■ Data shown ■
* Start *

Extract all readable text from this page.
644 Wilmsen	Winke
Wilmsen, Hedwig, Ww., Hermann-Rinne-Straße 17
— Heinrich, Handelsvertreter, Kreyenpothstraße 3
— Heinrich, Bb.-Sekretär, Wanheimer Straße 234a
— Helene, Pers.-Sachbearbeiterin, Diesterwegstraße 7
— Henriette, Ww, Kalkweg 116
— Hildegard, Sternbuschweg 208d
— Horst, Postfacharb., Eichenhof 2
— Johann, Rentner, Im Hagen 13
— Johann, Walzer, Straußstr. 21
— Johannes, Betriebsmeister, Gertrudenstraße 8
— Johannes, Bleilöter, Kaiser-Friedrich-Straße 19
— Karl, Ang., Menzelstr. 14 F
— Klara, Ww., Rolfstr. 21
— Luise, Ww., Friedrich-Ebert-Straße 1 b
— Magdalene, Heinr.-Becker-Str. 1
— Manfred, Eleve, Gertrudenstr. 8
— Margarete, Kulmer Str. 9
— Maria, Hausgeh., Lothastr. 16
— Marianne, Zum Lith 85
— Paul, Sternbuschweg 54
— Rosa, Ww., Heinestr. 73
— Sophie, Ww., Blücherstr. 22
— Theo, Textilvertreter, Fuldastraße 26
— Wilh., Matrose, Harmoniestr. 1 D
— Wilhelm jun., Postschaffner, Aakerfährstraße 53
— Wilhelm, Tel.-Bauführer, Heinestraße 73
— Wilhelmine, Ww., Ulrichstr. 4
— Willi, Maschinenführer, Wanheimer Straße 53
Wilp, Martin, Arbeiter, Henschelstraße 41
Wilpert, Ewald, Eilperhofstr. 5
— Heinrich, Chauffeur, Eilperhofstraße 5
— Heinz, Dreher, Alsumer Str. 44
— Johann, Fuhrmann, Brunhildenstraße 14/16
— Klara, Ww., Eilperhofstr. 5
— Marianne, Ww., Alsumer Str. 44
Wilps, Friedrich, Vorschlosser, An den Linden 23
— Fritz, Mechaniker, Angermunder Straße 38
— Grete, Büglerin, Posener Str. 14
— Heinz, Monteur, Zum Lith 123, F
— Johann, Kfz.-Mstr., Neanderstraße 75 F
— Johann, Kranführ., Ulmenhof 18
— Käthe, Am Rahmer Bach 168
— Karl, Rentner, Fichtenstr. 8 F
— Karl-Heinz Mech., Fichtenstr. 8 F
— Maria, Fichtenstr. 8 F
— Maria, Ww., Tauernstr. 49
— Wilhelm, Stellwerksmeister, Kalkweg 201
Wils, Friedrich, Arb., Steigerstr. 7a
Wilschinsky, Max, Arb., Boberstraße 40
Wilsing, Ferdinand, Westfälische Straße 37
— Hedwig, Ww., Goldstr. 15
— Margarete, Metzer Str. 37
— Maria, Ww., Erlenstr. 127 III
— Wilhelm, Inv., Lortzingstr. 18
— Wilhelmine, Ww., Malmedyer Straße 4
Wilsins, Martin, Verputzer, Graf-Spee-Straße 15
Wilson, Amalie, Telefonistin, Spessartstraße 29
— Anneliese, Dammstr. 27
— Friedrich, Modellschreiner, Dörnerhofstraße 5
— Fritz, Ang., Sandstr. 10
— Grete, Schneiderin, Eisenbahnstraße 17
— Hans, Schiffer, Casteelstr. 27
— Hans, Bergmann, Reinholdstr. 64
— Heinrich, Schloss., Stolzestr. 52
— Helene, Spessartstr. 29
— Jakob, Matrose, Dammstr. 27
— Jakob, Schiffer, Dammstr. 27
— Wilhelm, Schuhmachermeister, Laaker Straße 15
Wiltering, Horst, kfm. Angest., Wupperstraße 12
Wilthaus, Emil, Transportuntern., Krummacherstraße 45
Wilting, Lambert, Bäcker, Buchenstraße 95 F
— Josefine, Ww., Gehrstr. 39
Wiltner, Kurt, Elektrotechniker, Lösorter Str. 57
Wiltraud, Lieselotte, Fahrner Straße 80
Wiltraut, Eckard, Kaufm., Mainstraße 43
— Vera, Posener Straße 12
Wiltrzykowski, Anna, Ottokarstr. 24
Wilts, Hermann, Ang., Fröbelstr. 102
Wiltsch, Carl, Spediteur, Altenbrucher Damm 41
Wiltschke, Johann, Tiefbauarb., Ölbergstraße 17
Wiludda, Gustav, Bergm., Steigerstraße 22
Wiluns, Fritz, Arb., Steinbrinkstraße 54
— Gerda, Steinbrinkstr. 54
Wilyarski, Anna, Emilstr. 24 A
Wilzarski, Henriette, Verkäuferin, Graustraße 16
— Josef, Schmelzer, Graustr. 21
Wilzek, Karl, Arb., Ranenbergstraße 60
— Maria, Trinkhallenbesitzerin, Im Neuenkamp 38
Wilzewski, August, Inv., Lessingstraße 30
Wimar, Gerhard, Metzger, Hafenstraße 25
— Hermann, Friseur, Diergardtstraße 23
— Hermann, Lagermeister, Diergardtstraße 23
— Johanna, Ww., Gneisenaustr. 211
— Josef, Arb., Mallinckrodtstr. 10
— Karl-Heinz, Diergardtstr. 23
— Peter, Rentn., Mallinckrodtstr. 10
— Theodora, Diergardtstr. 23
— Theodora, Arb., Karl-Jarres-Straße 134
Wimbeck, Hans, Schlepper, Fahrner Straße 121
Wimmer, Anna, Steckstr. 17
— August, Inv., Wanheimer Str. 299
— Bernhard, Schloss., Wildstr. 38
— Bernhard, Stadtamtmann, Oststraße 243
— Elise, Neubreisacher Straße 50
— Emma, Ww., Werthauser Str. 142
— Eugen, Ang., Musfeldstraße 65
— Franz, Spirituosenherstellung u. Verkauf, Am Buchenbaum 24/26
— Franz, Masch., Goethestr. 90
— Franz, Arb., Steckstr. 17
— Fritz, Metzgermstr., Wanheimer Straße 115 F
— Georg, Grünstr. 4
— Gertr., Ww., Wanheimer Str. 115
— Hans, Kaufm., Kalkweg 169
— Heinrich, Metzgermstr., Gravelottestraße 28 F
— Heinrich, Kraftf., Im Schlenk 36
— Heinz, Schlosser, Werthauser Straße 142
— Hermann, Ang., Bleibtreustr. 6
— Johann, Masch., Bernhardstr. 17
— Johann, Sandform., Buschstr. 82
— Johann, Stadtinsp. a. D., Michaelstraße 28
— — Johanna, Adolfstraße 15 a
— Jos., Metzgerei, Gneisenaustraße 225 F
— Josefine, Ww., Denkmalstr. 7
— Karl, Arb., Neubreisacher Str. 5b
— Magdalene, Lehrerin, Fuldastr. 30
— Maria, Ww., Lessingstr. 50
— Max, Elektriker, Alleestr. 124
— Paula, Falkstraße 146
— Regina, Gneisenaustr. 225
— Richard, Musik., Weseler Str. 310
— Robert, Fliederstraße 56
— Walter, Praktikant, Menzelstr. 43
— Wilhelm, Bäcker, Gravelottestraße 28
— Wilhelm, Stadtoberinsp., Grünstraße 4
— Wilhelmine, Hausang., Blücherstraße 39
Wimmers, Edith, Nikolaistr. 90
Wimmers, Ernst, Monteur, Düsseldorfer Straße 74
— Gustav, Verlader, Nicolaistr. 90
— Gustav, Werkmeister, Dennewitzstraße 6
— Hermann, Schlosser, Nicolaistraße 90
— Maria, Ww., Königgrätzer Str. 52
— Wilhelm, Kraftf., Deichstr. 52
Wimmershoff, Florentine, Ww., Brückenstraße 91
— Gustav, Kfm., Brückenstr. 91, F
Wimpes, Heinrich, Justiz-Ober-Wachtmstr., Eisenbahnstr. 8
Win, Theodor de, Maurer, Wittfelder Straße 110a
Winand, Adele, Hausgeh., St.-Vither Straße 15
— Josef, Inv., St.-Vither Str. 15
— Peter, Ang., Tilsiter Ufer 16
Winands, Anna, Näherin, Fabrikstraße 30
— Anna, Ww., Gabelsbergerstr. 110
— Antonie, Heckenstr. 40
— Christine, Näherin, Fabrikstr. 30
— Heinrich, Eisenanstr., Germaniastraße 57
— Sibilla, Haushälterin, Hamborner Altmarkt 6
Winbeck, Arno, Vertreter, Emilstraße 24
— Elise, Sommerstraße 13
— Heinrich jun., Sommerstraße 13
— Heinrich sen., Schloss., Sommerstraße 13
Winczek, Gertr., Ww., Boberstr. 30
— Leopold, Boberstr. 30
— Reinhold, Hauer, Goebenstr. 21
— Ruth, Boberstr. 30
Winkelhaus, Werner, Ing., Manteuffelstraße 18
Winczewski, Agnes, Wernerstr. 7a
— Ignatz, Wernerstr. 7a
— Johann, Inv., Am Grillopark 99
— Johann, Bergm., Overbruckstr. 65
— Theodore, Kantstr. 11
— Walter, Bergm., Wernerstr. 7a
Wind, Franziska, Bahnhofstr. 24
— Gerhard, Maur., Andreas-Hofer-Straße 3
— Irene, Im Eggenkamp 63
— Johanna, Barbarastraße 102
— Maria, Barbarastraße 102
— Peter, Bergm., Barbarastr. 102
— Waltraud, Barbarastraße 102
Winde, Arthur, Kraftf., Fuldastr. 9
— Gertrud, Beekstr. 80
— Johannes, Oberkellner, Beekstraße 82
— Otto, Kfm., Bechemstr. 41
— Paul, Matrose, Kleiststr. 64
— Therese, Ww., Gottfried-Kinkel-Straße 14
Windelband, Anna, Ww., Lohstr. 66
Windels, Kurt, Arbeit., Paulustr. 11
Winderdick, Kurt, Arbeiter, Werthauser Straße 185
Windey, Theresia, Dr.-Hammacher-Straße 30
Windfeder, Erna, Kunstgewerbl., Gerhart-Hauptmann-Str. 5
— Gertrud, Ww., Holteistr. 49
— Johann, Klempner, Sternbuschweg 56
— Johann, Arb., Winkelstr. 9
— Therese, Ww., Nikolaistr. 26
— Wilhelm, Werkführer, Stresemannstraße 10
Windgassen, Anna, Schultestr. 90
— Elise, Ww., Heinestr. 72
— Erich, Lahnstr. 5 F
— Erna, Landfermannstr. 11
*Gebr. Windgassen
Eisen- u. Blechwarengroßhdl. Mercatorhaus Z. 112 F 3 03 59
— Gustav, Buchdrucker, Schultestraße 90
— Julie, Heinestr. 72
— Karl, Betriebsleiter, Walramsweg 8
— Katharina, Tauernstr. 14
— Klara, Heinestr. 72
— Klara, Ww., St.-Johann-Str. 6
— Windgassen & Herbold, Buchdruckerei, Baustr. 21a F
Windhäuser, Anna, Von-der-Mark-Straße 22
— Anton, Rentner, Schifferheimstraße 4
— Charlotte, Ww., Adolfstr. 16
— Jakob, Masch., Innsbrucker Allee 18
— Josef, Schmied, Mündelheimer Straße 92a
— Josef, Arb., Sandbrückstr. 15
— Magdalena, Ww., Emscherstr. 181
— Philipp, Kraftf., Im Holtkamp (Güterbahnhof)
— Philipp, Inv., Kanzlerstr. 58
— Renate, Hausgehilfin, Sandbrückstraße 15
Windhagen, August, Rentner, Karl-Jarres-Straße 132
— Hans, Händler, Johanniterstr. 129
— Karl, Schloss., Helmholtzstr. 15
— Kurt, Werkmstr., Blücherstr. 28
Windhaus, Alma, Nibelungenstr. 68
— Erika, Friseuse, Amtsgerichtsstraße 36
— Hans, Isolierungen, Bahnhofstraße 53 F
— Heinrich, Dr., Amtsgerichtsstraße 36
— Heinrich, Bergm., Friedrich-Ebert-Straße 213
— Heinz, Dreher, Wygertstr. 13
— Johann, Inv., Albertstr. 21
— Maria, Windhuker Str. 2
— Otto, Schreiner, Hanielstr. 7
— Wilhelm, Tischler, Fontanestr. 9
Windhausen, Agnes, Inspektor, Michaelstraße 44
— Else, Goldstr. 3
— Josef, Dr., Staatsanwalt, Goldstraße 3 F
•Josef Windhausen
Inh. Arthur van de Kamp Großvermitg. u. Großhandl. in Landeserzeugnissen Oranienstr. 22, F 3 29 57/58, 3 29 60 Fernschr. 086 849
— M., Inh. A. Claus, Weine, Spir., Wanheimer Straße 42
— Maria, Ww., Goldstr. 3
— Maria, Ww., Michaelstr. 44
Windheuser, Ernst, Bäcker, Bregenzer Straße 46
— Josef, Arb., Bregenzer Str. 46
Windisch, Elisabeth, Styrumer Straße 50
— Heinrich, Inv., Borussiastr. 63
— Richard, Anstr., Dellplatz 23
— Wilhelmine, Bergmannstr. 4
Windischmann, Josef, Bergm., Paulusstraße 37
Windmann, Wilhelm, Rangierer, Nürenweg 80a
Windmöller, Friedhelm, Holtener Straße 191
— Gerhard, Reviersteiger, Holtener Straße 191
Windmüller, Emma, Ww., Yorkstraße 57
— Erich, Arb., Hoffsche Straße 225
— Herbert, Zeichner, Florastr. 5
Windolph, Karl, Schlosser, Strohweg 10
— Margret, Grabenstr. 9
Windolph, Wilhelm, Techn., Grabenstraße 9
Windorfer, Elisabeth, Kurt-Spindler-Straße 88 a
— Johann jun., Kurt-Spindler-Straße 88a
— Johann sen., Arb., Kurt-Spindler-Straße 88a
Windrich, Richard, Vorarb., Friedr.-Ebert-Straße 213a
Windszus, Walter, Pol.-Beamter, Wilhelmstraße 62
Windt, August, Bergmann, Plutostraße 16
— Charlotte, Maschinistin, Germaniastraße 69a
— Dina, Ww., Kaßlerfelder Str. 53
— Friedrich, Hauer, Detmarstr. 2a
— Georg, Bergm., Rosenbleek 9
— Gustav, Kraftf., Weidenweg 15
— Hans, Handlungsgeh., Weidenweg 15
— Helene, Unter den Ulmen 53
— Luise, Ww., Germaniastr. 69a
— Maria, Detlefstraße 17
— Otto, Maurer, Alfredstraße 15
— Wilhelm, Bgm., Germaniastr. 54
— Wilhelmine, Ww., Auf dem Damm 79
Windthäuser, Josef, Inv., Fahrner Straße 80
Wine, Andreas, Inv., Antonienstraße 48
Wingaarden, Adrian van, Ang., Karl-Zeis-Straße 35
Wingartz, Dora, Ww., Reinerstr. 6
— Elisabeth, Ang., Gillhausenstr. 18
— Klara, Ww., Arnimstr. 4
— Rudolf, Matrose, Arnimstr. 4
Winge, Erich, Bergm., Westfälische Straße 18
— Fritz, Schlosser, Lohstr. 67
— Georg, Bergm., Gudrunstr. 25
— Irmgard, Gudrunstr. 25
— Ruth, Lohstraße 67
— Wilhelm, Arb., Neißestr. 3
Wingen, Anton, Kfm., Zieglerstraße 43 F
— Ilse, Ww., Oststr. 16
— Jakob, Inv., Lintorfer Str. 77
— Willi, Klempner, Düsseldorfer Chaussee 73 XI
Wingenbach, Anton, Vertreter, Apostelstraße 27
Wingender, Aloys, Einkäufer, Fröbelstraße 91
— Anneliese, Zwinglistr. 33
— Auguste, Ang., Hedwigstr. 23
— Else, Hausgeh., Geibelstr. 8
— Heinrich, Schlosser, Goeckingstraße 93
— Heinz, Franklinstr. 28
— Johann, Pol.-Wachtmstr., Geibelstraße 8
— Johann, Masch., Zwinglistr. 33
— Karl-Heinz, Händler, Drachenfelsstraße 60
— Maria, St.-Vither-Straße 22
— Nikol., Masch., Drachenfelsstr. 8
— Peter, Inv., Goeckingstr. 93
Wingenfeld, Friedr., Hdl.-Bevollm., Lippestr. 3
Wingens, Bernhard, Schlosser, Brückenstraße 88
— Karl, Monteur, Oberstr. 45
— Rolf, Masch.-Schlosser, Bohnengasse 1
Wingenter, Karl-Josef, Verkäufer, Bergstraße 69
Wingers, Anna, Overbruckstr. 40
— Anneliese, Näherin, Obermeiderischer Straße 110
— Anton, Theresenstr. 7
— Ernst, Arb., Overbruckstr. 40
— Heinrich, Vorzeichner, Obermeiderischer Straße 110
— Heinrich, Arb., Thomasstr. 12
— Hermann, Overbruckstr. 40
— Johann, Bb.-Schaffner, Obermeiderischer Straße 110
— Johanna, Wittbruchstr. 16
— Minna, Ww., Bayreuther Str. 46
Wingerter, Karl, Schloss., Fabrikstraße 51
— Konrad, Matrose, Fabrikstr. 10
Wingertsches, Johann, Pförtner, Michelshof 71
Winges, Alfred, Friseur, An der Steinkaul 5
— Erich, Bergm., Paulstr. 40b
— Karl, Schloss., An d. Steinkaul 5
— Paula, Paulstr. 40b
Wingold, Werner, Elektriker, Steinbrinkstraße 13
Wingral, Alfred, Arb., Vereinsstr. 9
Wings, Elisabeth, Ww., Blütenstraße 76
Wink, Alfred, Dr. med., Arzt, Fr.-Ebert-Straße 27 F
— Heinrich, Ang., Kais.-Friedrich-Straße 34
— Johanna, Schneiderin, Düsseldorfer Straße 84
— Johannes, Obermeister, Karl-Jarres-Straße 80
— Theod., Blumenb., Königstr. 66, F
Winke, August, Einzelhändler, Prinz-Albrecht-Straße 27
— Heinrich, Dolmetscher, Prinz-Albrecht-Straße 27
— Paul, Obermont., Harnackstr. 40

* End *

■ Your objective ■
Copy each line containing the word "Friseur" from the data.

■ Solution to the problem ■
— Hermann, Friseur, Diergardtstraße 23
Winges, Alfred, Friseur, An der Steinkaul 5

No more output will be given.